═══ Extracted entries

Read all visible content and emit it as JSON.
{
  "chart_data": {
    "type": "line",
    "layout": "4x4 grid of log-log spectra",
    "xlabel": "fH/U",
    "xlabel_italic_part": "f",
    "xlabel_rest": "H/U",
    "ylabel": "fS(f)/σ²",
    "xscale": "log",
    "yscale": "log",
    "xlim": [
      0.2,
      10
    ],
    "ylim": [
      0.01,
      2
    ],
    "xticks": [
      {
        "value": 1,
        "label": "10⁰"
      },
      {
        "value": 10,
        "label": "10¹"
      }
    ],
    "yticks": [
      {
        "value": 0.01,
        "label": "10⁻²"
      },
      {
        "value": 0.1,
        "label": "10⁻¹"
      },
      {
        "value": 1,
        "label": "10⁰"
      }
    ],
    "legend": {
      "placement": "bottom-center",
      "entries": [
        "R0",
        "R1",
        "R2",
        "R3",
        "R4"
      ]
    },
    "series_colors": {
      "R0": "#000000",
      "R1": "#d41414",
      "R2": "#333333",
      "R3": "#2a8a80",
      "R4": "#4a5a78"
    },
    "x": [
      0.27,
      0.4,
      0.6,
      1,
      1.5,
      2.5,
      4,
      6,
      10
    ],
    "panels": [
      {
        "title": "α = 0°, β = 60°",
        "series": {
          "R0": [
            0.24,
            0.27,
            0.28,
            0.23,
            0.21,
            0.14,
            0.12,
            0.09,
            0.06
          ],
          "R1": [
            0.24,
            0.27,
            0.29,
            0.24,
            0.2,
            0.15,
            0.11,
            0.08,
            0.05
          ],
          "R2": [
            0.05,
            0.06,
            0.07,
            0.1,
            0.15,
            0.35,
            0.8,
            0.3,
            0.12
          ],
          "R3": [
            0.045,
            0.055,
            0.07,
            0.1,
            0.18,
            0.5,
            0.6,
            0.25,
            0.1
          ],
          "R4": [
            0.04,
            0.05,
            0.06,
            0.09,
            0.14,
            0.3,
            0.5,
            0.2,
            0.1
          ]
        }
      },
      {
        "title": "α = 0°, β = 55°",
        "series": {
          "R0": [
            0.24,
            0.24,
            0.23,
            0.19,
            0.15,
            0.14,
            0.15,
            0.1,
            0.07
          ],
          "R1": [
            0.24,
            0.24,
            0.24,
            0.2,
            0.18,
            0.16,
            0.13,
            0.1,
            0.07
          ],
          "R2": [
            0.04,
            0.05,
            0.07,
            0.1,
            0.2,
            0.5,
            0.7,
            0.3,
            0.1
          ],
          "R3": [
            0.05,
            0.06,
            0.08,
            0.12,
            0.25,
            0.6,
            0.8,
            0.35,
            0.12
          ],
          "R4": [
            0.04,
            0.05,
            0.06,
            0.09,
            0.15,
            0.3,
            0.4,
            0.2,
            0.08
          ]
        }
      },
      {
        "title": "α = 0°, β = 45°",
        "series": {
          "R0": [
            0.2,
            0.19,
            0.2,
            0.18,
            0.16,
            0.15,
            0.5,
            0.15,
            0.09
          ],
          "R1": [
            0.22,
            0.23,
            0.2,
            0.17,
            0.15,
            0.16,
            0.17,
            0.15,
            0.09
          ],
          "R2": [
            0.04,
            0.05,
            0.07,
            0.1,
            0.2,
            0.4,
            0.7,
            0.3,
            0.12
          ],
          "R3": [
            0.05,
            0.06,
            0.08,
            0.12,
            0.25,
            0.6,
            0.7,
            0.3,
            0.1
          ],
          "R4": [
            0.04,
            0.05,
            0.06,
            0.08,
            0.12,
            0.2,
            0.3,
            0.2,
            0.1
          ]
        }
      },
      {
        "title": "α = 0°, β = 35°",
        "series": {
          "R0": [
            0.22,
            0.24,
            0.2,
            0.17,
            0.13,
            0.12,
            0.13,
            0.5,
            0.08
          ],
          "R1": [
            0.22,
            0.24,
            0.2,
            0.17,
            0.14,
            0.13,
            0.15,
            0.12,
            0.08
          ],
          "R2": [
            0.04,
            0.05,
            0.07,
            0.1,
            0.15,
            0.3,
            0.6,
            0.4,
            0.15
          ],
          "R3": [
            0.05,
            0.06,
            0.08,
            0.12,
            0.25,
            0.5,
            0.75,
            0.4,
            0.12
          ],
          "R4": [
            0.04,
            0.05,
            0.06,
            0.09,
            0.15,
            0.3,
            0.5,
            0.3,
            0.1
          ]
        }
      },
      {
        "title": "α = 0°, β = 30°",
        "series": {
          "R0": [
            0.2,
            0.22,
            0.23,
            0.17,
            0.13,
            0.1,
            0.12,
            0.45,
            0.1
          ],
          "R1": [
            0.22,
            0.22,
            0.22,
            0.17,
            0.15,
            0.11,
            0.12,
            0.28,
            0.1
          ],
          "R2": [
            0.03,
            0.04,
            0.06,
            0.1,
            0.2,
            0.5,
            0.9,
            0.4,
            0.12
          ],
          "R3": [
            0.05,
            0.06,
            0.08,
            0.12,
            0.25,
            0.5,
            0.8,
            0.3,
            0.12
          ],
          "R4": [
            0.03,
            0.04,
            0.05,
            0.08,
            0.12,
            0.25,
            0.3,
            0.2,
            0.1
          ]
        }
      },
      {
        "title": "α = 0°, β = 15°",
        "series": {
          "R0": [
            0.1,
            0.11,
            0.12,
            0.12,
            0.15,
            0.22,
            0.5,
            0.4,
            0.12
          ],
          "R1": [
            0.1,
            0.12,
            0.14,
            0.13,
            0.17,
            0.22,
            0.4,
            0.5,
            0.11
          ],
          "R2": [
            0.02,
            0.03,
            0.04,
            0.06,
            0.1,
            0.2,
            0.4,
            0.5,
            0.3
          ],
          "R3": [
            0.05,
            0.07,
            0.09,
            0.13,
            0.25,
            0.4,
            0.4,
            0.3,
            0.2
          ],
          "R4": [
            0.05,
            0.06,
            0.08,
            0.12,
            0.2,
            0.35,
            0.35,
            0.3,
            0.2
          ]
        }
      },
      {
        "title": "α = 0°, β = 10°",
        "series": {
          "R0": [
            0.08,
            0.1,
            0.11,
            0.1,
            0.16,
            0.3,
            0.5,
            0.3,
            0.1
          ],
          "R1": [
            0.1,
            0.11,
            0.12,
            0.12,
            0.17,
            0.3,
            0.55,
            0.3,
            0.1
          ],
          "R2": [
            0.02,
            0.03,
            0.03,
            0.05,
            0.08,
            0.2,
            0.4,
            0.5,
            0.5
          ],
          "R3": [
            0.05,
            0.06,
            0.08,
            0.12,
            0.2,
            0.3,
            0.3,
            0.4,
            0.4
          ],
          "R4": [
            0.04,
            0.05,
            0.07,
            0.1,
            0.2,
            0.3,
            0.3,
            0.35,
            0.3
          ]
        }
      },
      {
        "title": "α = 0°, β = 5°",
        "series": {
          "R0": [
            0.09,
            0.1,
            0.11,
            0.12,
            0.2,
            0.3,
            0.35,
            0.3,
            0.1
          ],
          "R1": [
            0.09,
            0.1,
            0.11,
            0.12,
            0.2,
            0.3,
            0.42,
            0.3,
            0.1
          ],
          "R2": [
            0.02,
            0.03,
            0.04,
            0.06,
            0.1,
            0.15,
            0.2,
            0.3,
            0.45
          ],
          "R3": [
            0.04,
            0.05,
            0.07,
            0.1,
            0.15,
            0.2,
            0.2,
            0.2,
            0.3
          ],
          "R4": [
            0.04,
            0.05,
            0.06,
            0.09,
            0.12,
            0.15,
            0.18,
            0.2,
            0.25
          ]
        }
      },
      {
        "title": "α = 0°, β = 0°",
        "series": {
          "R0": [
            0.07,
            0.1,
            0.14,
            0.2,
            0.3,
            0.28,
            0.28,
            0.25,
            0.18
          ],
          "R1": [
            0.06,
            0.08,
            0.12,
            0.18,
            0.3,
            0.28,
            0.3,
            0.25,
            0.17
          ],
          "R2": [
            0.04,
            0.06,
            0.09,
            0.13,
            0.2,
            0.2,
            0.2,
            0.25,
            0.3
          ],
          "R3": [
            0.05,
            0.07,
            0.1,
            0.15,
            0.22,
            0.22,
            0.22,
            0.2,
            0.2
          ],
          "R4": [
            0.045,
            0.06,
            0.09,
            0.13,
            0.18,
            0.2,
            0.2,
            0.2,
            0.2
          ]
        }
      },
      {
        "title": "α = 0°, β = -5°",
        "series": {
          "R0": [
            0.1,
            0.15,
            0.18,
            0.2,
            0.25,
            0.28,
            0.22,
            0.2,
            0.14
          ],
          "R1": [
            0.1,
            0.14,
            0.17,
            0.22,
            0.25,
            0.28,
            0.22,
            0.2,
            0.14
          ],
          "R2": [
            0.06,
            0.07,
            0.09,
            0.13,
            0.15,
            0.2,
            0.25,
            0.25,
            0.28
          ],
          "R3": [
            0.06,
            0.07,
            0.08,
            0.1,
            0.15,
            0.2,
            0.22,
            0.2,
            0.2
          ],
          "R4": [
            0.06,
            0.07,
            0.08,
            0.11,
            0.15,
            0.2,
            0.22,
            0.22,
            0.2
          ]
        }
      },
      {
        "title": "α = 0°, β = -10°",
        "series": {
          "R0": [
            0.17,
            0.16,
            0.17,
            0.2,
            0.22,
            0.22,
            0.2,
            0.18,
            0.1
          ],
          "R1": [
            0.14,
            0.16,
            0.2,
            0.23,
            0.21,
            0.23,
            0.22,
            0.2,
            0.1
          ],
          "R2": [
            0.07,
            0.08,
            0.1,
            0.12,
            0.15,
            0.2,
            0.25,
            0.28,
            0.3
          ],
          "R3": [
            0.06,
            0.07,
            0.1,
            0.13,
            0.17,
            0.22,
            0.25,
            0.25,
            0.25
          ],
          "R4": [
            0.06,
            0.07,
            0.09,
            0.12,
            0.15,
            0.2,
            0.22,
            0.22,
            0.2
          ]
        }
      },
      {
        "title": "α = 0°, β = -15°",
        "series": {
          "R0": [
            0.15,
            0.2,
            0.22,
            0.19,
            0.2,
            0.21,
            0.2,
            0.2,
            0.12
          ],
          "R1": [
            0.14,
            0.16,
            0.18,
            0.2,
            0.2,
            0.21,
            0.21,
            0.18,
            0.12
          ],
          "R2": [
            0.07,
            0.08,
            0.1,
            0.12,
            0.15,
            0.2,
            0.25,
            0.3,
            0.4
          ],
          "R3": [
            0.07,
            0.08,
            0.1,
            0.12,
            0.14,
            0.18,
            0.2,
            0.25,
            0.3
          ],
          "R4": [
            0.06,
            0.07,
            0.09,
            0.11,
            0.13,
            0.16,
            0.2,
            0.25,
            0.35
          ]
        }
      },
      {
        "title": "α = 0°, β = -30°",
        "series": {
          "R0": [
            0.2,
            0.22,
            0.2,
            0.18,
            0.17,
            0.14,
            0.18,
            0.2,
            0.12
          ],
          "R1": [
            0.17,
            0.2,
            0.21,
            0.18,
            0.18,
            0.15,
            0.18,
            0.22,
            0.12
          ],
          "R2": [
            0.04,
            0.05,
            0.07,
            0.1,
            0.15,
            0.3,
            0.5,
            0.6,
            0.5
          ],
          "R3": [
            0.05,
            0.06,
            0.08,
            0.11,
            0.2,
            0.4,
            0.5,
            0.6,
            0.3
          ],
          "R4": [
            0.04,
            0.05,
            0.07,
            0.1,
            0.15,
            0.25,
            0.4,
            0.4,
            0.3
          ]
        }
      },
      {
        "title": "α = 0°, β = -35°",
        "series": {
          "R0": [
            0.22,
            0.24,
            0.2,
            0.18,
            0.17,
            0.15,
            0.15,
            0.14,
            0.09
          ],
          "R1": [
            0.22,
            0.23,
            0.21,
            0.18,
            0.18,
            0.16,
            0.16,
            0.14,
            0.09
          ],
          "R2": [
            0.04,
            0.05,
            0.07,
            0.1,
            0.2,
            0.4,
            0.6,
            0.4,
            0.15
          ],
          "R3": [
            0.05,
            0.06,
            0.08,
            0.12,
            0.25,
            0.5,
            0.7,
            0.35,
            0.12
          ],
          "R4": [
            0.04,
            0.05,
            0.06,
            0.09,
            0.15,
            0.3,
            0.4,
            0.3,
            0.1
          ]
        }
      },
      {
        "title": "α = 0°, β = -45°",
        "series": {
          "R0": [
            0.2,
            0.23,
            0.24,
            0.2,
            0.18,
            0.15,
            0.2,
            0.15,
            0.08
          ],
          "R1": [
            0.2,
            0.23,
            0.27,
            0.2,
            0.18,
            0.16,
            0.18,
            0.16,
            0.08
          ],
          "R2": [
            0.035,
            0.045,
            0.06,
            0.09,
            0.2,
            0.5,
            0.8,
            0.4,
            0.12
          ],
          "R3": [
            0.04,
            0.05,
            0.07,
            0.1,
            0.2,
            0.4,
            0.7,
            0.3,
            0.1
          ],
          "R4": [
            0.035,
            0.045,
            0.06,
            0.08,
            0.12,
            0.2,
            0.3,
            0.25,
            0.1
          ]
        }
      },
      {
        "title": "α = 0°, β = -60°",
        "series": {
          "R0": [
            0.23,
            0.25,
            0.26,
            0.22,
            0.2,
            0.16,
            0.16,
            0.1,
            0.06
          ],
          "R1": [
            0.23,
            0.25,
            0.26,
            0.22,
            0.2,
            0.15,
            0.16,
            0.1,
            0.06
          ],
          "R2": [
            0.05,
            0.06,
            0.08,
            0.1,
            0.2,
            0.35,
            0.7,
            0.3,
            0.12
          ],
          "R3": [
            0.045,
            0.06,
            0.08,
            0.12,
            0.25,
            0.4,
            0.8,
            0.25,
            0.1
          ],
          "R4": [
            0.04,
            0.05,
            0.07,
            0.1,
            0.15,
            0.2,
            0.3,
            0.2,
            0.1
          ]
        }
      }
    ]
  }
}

══════

- What to do
Identify which lines contain the word "value" and copy each one.

- Solution to this task
        "value": 1,
        "value": 10,
        "value": 0.01,
        "value": 0.1,
        "value": 1,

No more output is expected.